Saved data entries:
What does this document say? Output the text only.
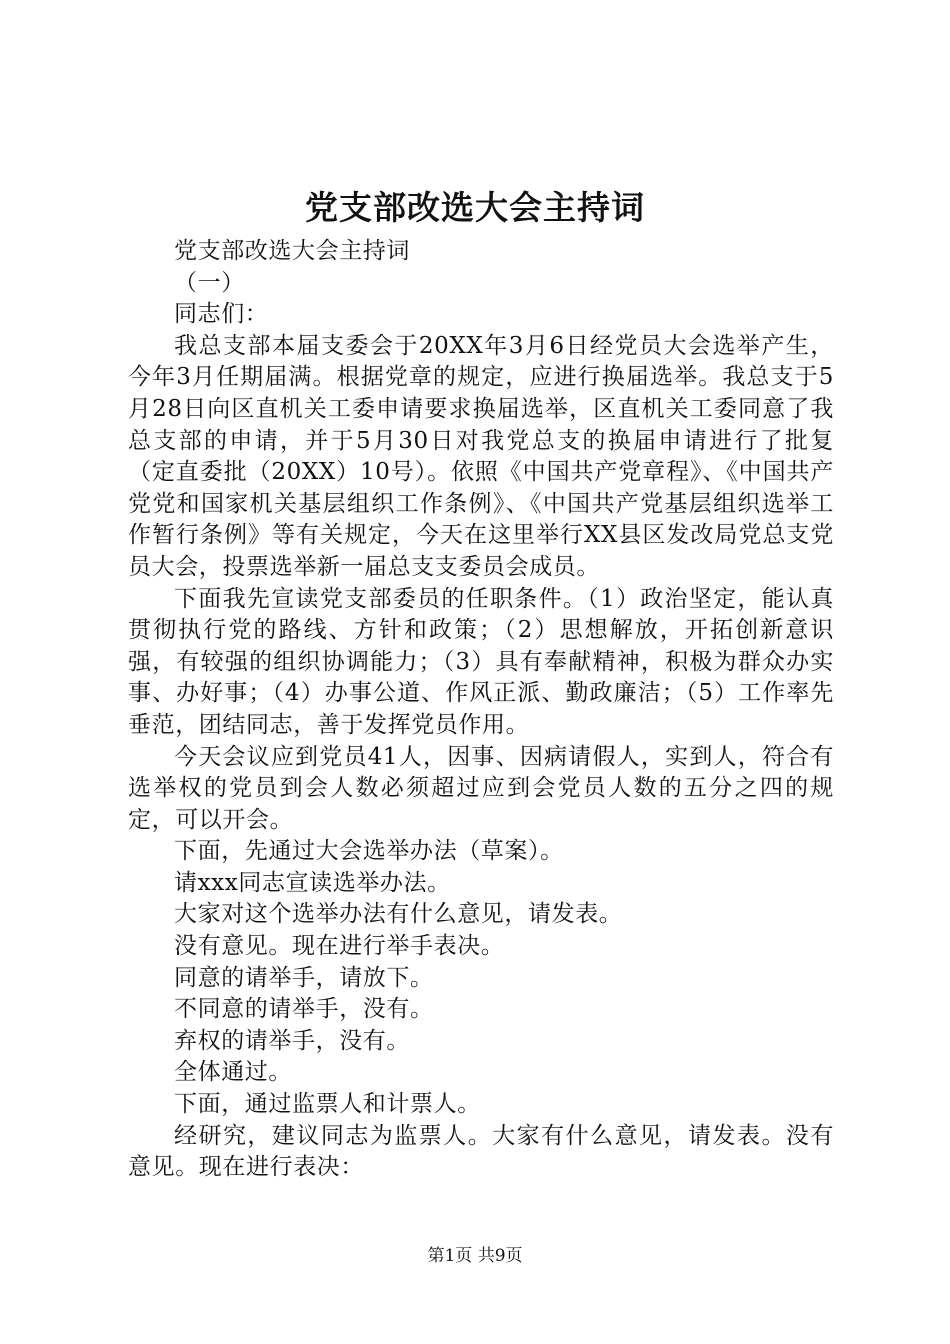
党支部改选大会主持词

党支部改选大会主持词

（一）

同志们：

我总支部本届支委会于20XX年3月6日经党员大会选举产生，今年3月任期届满。根据党章的规定，应进行换届选举。我总支于5月28日向区直机关工委申请要求换届选举，区直机关工委同意了我总支部的申请，并于5月30日对我党总支的换届申请进行了批复（定直委批（20XX）10号）。依照《中国共产党章程》、《中国共产党党和国家机关基层组织工作条例》、《中国共产党基层组织选举工作暂行条例》等有关规定，今天在这里举行XX县区发改局党总支党员大会，投票选举新一届总支支委员会成员。

下面我先宣读党支部委员的任职条件。（1）政治坚定，能认真贯彻执行党的路线、方针和政策；（2）思想解放，开拓创新意识强，有较强的组织协调能力；（3）具有奉献精神，积极为群众办实事、办好事；（4）办事公道、作风正派、勤政廉洁；（5）工作率先垂范，团结同志，善于发挥党员作用。

今天会议应到党员41人，因事、因病请假人，实到人，符合有选举权的党员到会人数必须超过应到会党员人数的五分之四的规定，可以开会。

下面，先通过大会选举办法（草案）。

请xxx同志宣读选举办法。

大家对这个选举办法有什么意见，请发表。

没有意见。现在进行举手表决。

同意的请举手，请放下。

不同意的请举手，没有。

弃权的请举手，没有。

全体通过。

下面，通过监票人和计票人。

经研究，建议同志为监票人。大家有什么意见，请发表。没有意见。现在进行表决：

第1页 共9页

WHAT TO DO ▸ Make an exact copy of all the material, but keep the pictures out of it.

ANSWER FOR THE TASK ▸
What does this document say? Output the text only.
党支部改选大会主持词

党支部改选大会主持词

（一）

同志们：

我总支部本届支委会于20XX年3月6日经党员大会选举产生，今年3月任期届满。根据党章的规定，应进行换届选举。我总支于5月28日向区直机关工委申请要求换届选举，区直机关工委同意了我总支部的申请，并于5月30日对我党总支的换届申请进行了批复（定直委批（20XX）10号）。依照《中国共产党章程》、《中国共产党党和国家机关基层组织工作条例》、《中国共产党基层组织选举工作暂行条例》等有关规定，今天在这里举行XX县区发改局党总支党员大会，投票选举新一届总支支委员会成员。

下面我先宣读党支部委员的任职条件。（1）政治坚定，能认真贯彻执行党的路线、方针和政策；（2）思想解放，开拓创新意识强，有较强的组织协调能力；（3）具有奉献精神，积极为群众办实事、办好事；（4）办事公道、作风正派、勤政廉洁；（5）工作率先垂范，团结同志，善于发挥党员作用。

今天会议应到党员41人，因事、因病请假人，实到人，符合有选举权的党员到会人数必须超过应到会党员人数的五分之四的规定，可以开会。

下面，先通过大会选举办法（草案）。

请xxx同志宣读选举办法。

大家对这个选举办法有什么意见，请发表。

没有意见。现在进行举手表决。

同意的请举手，请放下。

不同意的请举手，没有。

弃权的请举手，没有。

全体通过。

下面，通过监票人和计票人。

经研究，建议同志为监票人。大家有什么意见，请发表。没有意见。现在进行表决：

第1页 共9页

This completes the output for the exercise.